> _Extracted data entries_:
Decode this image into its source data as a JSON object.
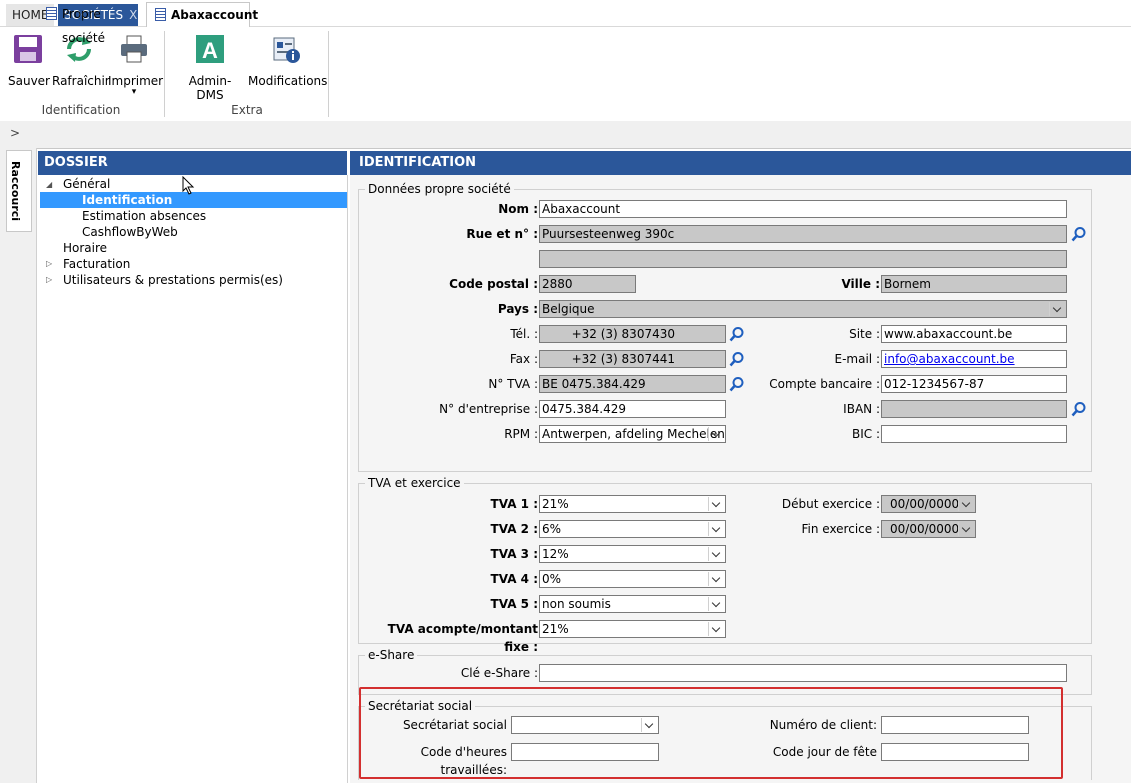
{
  "top_tabs": {
    "home": "HOME",
    "societes": "SOCIÉTÉS",
    "close": "X"
  },
  "ribbon": {
    "save": "Sauver",
    "refresh": "Rafraîchir",
    "print": "Imprimer",
    "print_arrow": "▾",
    "group_identification": "Identification",
    "admin_dms": "Admin-DMS",
    "modifications": "Modifications",
    "group_extra": "Extra"
  },
  "doc_tabs": {
    "chevron": ">",
    "propre": "Propre société",
    "abax": "Abaxaccount"
  },
  "side_tab": "Raccourci",
  "dossier": {
    "title": "DOSSIER",
    "items": [
      {
        "label": "Général",
        "arrow": "◢"
      },
      {
        "label": "Identification"
      },
      {
        "label": "Estimation absences"
      },
      {
        "label": "CashflowByWeb"
      },
      {
        "label": "Horaire"
      },
      {
        "label": "Facturation",
        "arrow": "▷"
      },
      {
        "label": "Utilisateurs & prestations permis(es)",
        "arrow": "▷"
      }
    ]
  },
  "identification": {
    "title": "IDENTIFICATION",
    "company": {
      "legend": "Données propre société",
      "nom_label": "Nom :",
      "nom": "Abaxaccount",
      "rue_label": "Rue et n° :",
      "rue": "Puursesteenweg 390c",
      "rue2": "",
      "cp_label": "Code postal :",
      "cp": "2880",
      "ville_label": "Ville :",
      "ville": "Bornem",
      "pays_label": "Pays :",
      "pays": "Belgique",
      "tel_label": "Tél. :",
      "tel": "+32 (3) 8307430",
      "fax_label": "Fax :",
      "fax": "+32 (3) 8307441",
      "tva_label": "N° TVA :",
      "tva": "BE 0475.384.429",
      "entreprise_label": "N° d'entreprise :",
      "entreprise": "0475.384.429",
      "rpm_label": "RPM :",
      "rpm": "Antwerpen, afdeling Mechelen",
      "site_label": "Site :",
      "site": "www.abaxaccount.be",
      "email_label": "E-mail :",
      "email": "info@abaxaccount.be",
      "compte_label": "Compte bancaire :",
      "compte": "012-1234567-87",
      "iban_label": "IBAN :",
      "iban": "",
      "bic_label": "BIC :",
      "bic": ""
    },
    "tva": {
      "legend": "TVA et exercice",
      "tva1_label": "TVA 1 :",
      "tva1": "21%",
      "tva2_label": "TVA 2 :",
      "tva2": "6%",
      "tva3_label": "TVA 3 :",
      "tva3": "12%",
      "tva4_label": "TVA 4 :",
      "tva4": "0%",
      "tva5_label": "TVA 5 :",
      "tva5": "non soumis",
      "acompte_label": "TVA acompte/montant fixe :",
      "acompte": "21%",
      "debut_label": "Début exercice :",
      "debut": "00/00/0000",
      "fin_label": "Fin exercice :",
      "fin": "00/00/0000"
    },
    "eshare": {
      "legend": "e-Share",
      "cle_label": "Clé e-Share :",
      "cle": ""
    },
    "social": {
      "legend": "Secrétariat social",
      "secr_label": "Secrétariat social",
      "secr": "",
      "heures_label": "Code d'heures travaillées:",
      "heures": "",
      "client_label": "Numéro de client:",
      "client": "",
      "fete_label": "Code jour de fête",
      "fete": ""
    }
  }
}
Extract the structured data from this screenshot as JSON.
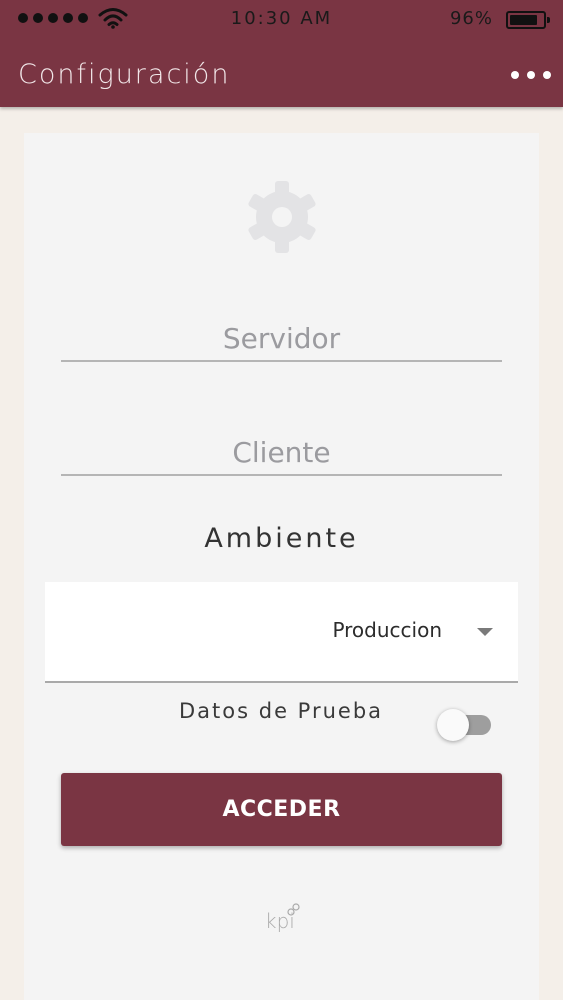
{
  "status_bar": {
    "time": "10:30 AM",
    "battery_percent": "96%",
    "battery_level": 0.96,
    "signal_icon": "signal-dots-icon",
    "wifi_icon": "wifi-icon"
  },
  "header": {
    "title": "Configuración",
    "menu_icon": "more-horizontal-icon",
    "color": "#7a3543"
  },
  "form": {
    "settings_icon": "gear-icon",
    "servidor_placeholder": "Servidor",
    "servidor_value": "",
    "cliente_placeholder": "Cliente",
    "cliente_value": "",
    "ambiente_label": "Ambiente",
    "ambiente_selected": "Produccion",
    "datos_prueba_label": "Datos de Prueba",
    "datos_prueba_on": false,
    "submit_label": "ACCEDER"
  },
  "footer": {
    "logo_text": "kpi"
  }
}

> _WHAT TO PRODUCE_:
Without the pictures, restate each entry exactly.

> _ANSWER_:
Decode this image into its source data as a JSON object.
{
  "top_tabs": {
    "home": "HOME",
    "societes": "SOCIÉTÉS",
    "close": "X"
  },
  "ribbon": {
    "save": "Sauver",
    "refresh": "Rafraîchir",
    "print": "Imprimer",
    "print_arrow": "▾",
    "group_identification": "Identification",
    "admin_dms": "Admin-DMS",
    "modifications": "Modifications",
    "group_extra": "Extra"
  },
  "doc_tabs": {
    "chevron": ">",
    "propre": "Propre société",
    "abax": "Abaxaccount"
  },
  "side_tab": "Raccourci",
  "dossier": {
    "title": "DOSSIER",
    "items": [
      {
        "label": "Général",
        "arrow": "◢"
      },
      {
        "label": "Identification"
      },
      {
        "label": "Estimation absences"
      },
      {
        "label": "CashflowByWeb"
      },
      {
        "label": "Horaire"
      },
      {
        "label": "Facturation",
        "arrow": "▷"
      },
      {
        "label": "Utilisateurs & prestations permis(es)",
        "arrow": "▷"
      }
    ]
  },
  "identification": {
    "title": "IDENTIFICATION",
    "company": {
      "legend": "Données propre société",
      "nom_label": "Nom :",
      "nom": "Abaxaccount",
      "rue_label": "Rue et n° :",
      "rue": "Puursesteenweg 390c",
      "rue2": "",
      "cp_label": "Code postal :",
      "cp": "2880",
      "ville_label": "Ville :",
      "ville": "Bornem",
      "pays_label": "Pays :",
      "pays": "Belgique",
      "tel_label": "Tél. :",
      "tel": "+32 (3) 8307430",
      "fax_label": "Fax :",
      "fax": "+32 (3) 8307441",
      "tva_label": "N° TVA :",
      "tva": "BE 0475.384.429",
      "entreprise_label": "N° d'entreprise :",
      "entreprise": "0475.384.429",
      "rpm_label": "RPM :",
      "rpm": "Antwerpen, afdeling Mechelen",
      "site_label": "Site :",
      "site": "www.abaxaccount.be",
      "email_label": "E-mail :",
      "email": "info@abaxaccount.be",
      "compte_label": "Compte bancaire :",
      "compte": "012-1234567-87",
      "iban_label": "IBAN :",
      "iban": "",
      "bic_label": "BIC :",
      "bic": ""
    },
    "tva": {
      "legend": "TVA et exercice",
      "tva1_label": "TVA 1 :",
      "tva1": "21%",
      "tva2_label": "TVA 2 :",
      "tva2": "6%",
      "tva3_label": "TVA 3 :",
      "tva3": "12%",
      "tva4_label": "TVA 4 :",
      "tva4": "0%",
      "tva5_label": "TVA 5 :",
      "tva5": "non soumis",
      "acompte_label": "TVA acompte/montant fixe :",
      "acompte": "21%",
      "debut_label": "Début exercice :",
      "debut": "00/00/0000",
      "fin_label": "Fin exercice :",
      "fin": "00/00/0000"
    },
    "eshare": {
      "legend": "e-Share",
      "cle_label": "Clé e-Share :",
      "cle": ""
    },
    "social": {
      "legend": "Secrétariat social",
      "secr_label": "Secrétariat social",
      "secr": "",
      "heures_label": "Code d'heures travaillées:",
      "heures": "",
      "client_label": "Numéro de client:",
      "client": "",
      "fete_label": "Code jour de fête",
      "fete": ""
    }
  }
}
Extract the structured data from this screenshot as JSON.
{
  "status_bar": {
    "time": "10:30 AM",
    "battery_percent": "96%",
    "battery_level": 0.96,
    "signal_icon": "signal-dots-icon",
    "wifi_icon": "wifi-icon"
  },
  "header": {
    "title": "Configuración",
    "menu_icon": "more-horizontal-icon",
    "color": "#7a3543"
  },
  "form": {
    "settings_icon": "gear-icon",
    "servidor_placeholder": "Servidor",
    "servidor_value": "",
    "cliente_placeholder": "Cliente",
    "cliente_value": "",
    "ambiente_label": "Ambiente",
    "ambiente_selected": "Produccion",
    "datos_prueba_label": "Datos de Prueba",
    "datos_prueba_on": false,
    "submit_label": "ACCEDER"
  },
  "footer": {
    "logo_text": "kpi"
  }
}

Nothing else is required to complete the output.